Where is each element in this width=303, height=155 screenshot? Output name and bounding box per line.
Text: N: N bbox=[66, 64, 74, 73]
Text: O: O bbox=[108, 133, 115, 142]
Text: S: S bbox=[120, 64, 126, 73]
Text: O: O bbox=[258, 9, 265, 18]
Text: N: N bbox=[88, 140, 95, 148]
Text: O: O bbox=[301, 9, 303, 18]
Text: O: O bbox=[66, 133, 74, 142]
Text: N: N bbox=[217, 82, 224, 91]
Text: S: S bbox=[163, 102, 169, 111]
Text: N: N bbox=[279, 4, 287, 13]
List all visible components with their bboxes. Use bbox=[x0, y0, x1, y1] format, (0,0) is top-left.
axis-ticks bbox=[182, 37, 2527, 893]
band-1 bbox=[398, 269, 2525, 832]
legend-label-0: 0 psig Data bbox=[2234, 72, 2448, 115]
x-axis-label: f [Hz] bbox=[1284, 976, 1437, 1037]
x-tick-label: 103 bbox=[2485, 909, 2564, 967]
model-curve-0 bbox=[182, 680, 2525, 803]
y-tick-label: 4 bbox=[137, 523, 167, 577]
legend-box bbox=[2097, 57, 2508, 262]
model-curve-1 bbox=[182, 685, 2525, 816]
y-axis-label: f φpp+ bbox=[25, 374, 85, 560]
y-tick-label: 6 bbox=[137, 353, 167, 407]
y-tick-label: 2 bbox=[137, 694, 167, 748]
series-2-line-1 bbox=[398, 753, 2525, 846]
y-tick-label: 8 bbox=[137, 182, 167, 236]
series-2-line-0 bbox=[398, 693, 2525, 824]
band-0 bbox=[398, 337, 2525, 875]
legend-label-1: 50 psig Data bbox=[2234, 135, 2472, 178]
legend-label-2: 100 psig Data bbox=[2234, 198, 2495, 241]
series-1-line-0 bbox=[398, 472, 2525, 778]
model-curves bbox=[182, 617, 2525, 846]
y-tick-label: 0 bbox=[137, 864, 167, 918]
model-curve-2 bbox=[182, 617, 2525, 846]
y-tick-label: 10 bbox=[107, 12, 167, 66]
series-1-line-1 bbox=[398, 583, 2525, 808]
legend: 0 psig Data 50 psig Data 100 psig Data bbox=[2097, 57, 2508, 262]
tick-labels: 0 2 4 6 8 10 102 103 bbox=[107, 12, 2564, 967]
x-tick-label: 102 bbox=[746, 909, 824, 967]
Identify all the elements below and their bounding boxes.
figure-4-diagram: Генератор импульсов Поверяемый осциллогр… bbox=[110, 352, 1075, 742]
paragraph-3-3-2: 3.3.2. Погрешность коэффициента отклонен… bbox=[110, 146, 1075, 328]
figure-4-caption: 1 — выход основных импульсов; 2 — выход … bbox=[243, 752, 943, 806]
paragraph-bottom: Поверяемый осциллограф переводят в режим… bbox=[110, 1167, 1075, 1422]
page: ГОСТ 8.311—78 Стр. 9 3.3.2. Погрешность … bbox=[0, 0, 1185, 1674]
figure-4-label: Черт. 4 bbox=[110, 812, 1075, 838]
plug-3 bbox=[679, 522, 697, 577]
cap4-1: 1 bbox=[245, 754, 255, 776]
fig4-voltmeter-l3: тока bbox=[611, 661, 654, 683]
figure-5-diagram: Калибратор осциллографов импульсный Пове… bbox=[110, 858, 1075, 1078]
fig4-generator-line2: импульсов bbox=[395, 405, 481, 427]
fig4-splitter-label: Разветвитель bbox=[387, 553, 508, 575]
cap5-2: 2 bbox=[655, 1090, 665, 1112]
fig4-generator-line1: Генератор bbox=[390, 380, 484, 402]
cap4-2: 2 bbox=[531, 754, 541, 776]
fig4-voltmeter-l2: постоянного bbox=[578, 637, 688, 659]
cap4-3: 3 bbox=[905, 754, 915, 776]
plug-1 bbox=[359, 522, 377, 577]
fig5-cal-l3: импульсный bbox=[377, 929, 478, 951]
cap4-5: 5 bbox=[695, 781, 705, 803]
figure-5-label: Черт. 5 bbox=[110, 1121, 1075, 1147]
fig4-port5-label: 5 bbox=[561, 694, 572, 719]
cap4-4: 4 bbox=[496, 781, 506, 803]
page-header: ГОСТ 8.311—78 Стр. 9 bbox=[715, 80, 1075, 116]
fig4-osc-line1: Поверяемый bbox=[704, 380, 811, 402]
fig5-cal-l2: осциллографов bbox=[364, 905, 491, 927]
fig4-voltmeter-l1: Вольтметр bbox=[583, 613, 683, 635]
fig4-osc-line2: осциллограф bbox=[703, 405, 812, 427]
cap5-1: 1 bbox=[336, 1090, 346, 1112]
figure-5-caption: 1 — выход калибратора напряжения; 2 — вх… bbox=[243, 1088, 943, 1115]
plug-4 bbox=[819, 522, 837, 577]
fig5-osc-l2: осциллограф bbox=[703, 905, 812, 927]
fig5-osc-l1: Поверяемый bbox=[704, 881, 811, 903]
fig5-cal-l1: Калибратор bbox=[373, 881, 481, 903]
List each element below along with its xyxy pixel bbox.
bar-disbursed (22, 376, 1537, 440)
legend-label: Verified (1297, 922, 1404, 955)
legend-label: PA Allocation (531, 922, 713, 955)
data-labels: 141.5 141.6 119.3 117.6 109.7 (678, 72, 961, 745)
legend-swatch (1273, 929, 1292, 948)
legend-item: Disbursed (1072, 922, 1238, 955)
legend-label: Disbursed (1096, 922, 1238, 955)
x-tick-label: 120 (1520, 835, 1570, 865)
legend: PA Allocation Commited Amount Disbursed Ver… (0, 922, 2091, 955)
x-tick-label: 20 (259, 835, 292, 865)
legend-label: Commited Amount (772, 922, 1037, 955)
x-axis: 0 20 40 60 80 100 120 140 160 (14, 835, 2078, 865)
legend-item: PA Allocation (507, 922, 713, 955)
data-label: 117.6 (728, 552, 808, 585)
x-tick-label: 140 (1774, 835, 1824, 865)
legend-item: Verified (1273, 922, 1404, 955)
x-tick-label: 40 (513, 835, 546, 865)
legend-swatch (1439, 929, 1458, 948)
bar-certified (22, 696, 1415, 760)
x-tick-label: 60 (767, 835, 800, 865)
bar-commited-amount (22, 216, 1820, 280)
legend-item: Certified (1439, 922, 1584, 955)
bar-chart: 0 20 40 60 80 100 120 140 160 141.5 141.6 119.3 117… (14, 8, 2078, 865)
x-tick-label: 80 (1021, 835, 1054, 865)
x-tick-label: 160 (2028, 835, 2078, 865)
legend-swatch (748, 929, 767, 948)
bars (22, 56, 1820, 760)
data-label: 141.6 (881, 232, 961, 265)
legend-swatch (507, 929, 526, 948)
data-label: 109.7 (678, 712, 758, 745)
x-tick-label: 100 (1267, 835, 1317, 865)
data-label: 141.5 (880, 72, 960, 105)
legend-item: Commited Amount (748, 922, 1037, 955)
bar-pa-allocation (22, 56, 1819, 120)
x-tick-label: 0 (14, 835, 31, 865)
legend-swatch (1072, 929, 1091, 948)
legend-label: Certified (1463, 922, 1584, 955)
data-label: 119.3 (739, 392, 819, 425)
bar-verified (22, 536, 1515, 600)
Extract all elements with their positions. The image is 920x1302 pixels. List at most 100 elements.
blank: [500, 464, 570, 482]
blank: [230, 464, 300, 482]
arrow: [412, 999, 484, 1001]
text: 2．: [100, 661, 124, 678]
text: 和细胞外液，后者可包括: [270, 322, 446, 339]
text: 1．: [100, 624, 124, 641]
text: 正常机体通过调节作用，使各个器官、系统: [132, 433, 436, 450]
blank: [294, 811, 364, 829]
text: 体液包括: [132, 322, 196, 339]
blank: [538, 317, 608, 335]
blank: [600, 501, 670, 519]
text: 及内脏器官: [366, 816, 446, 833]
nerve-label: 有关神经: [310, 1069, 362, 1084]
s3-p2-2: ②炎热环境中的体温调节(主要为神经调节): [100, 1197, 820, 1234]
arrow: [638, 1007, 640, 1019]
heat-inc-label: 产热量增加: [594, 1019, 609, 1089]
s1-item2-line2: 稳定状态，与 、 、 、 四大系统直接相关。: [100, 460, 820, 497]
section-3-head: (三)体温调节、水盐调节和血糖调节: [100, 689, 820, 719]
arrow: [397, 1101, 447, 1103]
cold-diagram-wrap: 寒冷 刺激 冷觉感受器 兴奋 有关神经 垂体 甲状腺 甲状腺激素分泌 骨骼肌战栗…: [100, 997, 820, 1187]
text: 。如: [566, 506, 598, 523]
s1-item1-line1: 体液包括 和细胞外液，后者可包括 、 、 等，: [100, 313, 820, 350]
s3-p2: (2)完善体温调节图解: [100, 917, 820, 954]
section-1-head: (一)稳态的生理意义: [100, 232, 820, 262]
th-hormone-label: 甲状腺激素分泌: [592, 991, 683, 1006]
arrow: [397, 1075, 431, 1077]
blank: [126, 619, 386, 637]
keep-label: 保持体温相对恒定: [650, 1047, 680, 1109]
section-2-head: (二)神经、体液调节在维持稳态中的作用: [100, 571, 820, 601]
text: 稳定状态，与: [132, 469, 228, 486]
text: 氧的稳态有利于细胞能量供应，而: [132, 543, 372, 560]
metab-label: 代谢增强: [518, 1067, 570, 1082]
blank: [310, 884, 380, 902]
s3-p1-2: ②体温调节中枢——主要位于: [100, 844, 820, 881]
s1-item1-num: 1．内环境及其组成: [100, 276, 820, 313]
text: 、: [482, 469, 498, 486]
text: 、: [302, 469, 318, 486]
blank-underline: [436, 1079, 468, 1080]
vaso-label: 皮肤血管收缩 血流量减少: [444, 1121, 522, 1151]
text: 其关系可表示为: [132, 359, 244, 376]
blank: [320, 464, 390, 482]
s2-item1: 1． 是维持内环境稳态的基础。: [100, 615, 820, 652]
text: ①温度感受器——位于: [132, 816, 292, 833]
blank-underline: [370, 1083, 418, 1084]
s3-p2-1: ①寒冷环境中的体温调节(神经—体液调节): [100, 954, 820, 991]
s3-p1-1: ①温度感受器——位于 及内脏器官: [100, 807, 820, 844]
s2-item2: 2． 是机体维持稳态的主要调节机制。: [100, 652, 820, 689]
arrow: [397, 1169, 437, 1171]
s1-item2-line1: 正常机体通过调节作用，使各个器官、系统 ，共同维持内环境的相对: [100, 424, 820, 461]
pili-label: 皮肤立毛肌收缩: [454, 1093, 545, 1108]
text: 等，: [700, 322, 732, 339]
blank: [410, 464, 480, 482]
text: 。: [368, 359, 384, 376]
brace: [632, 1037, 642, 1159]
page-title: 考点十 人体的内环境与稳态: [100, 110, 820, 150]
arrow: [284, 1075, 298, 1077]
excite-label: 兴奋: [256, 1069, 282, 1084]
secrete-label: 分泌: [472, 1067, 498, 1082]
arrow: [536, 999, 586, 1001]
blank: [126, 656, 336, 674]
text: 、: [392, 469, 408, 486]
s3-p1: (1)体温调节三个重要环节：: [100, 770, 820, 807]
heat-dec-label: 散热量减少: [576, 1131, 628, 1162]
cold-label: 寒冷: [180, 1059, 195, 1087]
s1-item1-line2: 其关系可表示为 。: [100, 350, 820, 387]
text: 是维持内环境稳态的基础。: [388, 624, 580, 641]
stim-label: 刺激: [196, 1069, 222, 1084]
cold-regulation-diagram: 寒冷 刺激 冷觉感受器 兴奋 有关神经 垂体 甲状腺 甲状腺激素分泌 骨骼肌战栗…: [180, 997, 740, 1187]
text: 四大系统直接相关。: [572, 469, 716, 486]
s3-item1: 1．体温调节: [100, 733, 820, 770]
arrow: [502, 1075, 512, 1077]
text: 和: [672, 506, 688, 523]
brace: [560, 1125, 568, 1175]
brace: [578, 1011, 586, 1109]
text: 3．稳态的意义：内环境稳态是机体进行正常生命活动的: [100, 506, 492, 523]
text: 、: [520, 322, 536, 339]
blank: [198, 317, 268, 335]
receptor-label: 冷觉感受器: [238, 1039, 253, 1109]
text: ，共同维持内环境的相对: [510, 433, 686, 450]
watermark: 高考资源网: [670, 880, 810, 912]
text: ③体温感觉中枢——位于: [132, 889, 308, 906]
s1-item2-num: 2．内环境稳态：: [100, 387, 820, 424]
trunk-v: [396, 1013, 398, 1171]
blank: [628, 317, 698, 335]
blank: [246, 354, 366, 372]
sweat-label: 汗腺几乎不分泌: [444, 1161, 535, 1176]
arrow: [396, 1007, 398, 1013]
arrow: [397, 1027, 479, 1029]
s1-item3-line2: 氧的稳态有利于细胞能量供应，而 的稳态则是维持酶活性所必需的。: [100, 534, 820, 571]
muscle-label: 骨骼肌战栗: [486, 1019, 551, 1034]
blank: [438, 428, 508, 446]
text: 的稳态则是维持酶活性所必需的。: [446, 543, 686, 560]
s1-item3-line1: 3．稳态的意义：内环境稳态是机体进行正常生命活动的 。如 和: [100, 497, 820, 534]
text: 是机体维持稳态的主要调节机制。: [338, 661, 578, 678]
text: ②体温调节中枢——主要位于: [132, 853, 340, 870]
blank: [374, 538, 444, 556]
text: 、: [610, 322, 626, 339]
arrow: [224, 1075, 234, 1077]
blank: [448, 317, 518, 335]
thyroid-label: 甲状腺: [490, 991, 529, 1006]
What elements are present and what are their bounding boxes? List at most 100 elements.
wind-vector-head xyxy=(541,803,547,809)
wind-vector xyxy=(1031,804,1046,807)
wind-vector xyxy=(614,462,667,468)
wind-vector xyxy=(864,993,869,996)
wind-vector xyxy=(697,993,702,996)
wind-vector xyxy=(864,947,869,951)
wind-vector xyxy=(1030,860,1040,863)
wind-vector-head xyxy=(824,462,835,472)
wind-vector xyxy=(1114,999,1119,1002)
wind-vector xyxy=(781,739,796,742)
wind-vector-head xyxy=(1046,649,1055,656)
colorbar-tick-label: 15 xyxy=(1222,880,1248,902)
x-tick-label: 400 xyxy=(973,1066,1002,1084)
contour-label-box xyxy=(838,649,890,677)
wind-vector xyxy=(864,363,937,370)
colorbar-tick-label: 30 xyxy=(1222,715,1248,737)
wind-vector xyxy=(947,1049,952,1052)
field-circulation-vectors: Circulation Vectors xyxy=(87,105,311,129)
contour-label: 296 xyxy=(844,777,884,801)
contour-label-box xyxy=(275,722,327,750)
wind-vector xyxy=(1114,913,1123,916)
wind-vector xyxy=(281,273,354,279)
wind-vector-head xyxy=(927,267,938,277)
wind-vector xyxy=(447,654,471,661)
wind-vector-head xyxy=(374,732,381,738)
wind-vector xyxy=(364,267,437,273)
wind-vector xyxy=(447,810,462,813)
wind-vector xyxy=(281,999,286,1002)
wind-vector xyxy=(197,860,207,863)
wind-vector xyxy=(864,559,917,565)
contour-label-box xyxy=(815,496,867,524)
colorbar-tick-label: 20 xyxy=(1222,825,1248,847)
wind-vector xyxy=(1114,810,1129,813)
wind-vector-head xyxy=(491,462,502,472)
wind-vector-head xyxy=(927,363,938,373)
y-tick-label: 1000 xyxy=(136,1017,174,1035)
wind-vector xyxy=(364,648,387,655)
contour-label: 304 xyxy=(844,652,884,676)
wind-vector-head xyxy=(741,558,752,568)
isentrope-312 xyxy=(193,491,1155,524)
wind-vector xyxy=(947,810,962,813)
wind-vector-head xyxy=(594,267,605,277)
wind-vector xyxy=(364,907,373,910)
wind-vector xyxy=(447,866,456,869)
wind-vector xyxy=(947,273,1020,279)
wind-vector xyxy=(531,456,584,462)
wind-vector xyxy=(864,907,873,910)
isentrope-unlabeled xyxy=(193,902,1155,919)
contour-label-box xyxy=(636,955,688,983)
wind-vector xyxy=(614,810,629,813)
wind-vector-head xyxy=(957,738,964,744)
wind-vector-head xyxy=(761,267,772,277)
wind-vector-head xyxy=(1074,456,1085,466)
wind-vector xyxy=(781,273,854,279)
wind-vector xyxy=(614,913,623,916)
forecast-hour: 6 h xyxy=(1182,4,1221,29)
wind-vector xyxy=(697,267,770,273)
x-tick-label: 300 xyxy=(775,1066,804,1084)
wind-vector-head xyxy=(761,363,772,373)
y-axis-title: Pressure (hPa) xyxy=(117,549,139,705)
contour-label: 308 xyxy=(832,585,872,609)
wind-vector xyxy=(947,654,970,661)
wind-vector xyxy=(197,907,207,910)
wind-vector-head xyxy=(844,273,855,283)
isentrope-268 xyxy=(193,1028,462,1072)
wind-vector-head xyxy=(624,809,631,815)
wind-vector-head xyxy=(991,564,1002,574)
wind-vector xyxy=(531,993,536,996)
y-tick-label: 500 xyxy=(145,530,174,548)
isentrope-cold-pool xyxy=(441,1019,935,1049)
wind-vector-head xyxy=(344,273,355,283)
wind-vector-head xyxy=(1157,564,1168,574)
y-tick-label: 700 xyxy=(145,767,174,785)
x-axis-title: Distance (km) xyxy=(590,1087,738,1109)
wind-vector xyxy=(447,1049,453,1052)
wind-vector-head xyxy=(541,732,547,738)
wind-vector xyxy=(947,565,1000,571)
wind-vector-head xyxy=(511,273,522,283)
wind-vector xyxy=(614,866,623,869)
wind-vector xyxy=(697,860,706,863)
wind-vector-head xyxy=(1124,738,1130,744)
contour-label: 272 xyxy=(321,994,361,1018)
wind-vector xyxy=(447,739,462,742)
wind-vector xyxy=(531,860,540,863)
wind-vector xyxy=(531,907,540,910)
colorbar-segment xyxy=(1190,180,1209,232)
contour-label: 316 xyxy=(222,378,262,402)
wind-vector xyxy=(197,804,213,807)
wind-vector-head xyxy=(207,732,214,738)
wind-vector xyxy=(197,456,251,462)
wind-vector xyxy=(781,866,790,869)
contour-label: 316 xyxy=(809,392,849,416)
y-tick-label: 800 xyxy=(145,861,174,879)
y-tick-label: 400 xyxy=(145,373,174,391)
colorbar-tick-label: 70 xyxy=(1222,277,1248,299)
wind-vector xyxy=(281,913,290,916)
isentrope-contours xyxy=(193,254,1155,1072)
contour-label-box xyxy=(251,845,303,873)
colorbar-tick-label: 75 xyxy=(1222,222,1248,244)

☆ ☆ ☆ ☆ ☆

Update the entries from the first line through the line that contains "y-tick-label: 8 bbox=[137, 182, 167, 236]", replacing "screenshot" with "image" and leaving everything else unchanged.

Where is each element in this width=303, height=155 image? Output name and bounding box per line.
Text: N: N bbox=[66, 64, 74, 73]
Text: O: O bbox=[108, 133, 115, 142]
Text: S: S bbox=[120, 64, 126, 73]
Text: O: O bbox=[258, 9, 265, 18]
Text: N: N bbox=[88, 140, 95, 148]
Text: O: O bbox=[301, 9, 303, 18]
Text: O: O bbox=[66, 133, 74, 142]
Text: N: N bbox=[217, 82, 224, 91]
Text: S: S bbox=[163, 102, 169, 111]
Text: N: N bbox=[279, 4, 287, 13]
List all visible components with their bboxes. Use bbox=[x0, y0, x1, y1] format, (0,0) is top-left.
axis-ticks bbox=[182, 37, 2527, 893]
band-1 bbox=[398, 269, 2525, 832]
legend-label-0: 0 psig Data bbox=[2234, 72, 2448, 115]
x-axis-label: f [Hz] bbox=[1284, 976, 1437, 1037]
x-tick-label: 103 bbox=[2485, 909, 2564, 967]
model-curve-0 bbox=[182, 680, 2525, 803]
y-tick-label: 4 bbox=[137, 523, 167, 577]
legend-box bbox=[2097, 57, 2508, 262]
model-curve-1 bbox=[182, 685, 2525, 816]
y-axis-label: f φpp+ bbox=[25, 374, 85, 560]
y-tick-label: 6 bbox=[137, 353, 167, 407]
y-tick-label: 2 bbox=[137, 694, 167, 748]
series-2-line-1 bbox=[398, 753, 2525, 846]
y-tick-label: 8 bbox=[137, 182, 167, 236]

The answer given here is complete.